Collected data
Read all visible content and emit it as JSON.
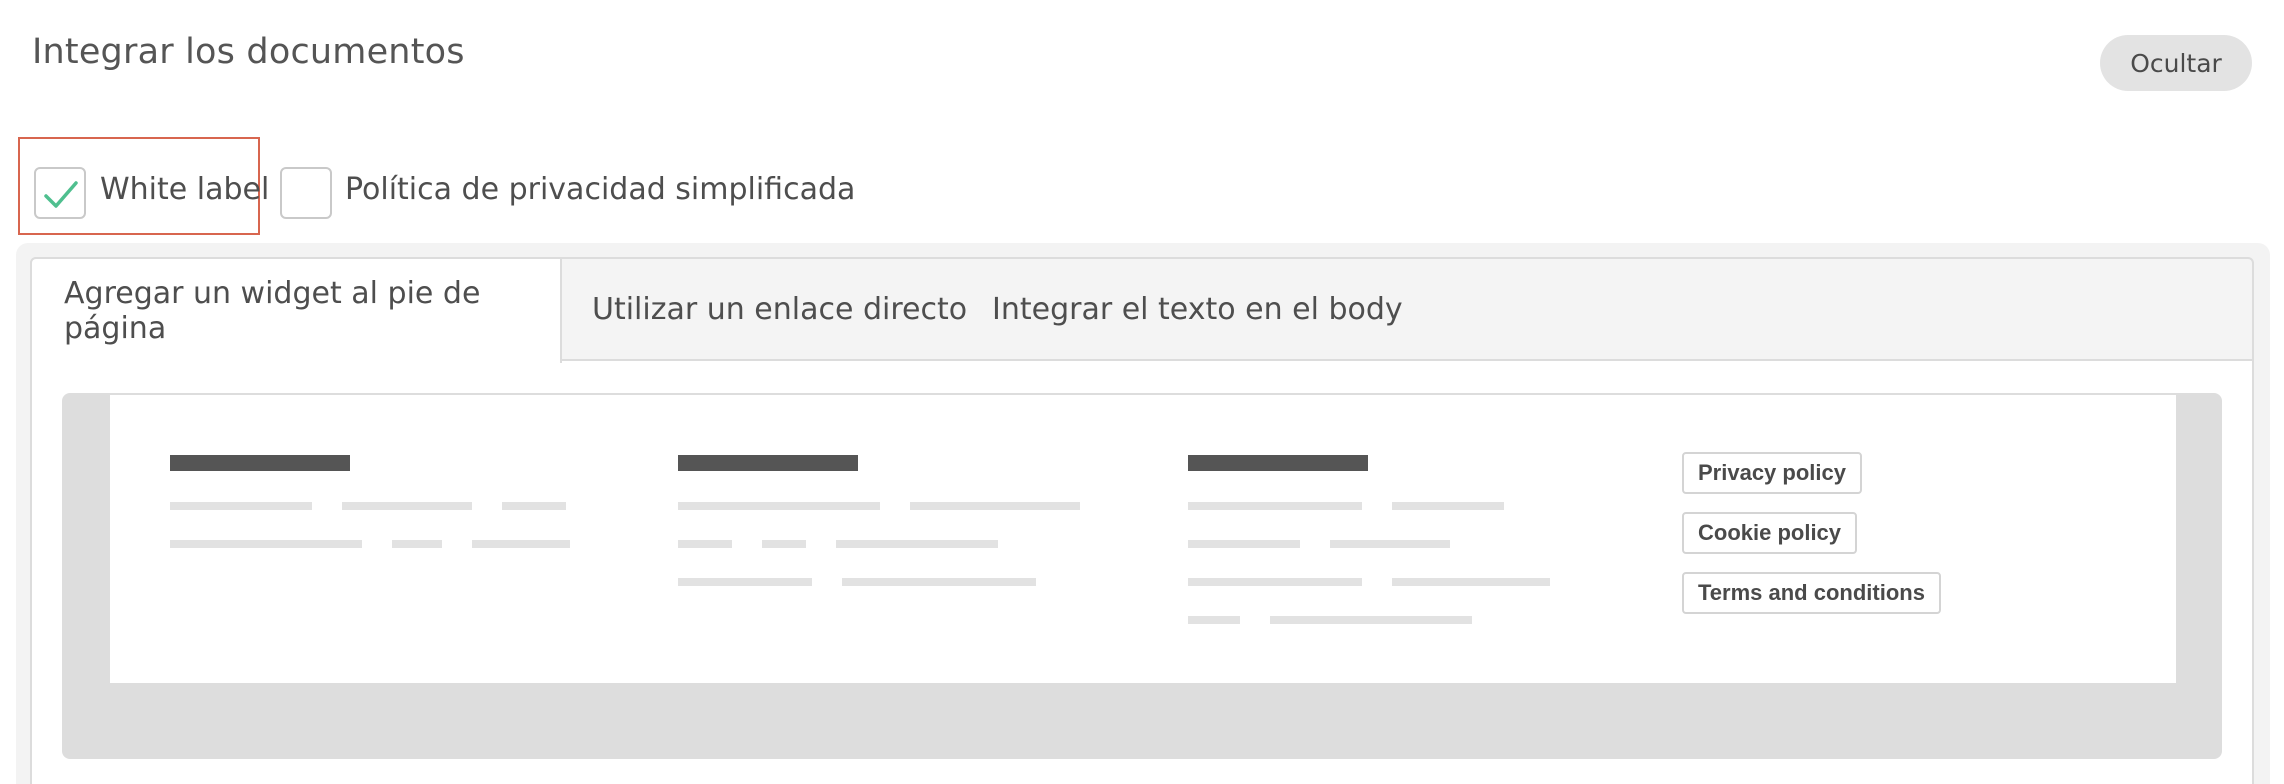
{
  "header": {
    "title": "Integrar los documentos",
    "hide_label": "Ocultar"
  },
  "options": [
    {
      "label": "White label",
      "checked": true
    },
    {
      "label": "Política de privacidad simplificada",
      "checked": false
    }
  ],
  "tabs": [
    {
      "label": "Agregar un widget al pie de página",
      "active": true
    },
    {
      "label": "Utilizar un enlace directo",
      "active": false
    },
    {
      "label": "Integrar el texto en el body",
      "active": false
    }
  ],
  "preview": {
    "links": [
      "Privacy policy",
      "Cookie policy",
      "Terms and conditions"
    ]
  },
  "colors": {
    "accent_check": "#4fbf8f",
    "highlight_border": "#d8664f"
  }
}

--- Directions for this task ---
Skip every picture and transcribe the data above exactly.

--- Finished exercise ---
Read all visible content and emit it as JSON.
{
  "header": {
    "title": "Integrar los documentos",
    "hide_label": "Ocultar"
  },
  "options": [
    {
      "label": "White label",
      "checked": true
    },
    {
      "label": "Política de privacidad simplificada",
      "checked": false
    }
  ],
  "tabs": [
    {
      "label": "Agregar un widget al pie de página",
      "active": true
    },
    {
      "label": "Utilizar un enlace directo",
      "active": false
    },
    {
      "label": "Integrar el texto en el body",
      "active": false
    }
  ],
  "preview": {
    "links": [
      "Privacy policy",
      "Cookie policy",
      "Terms and conditions"
    ]
  },
  "colors": {
    "accent_check": "#4fbf8f",
    "highlight_border": "#d8664f"
  }
}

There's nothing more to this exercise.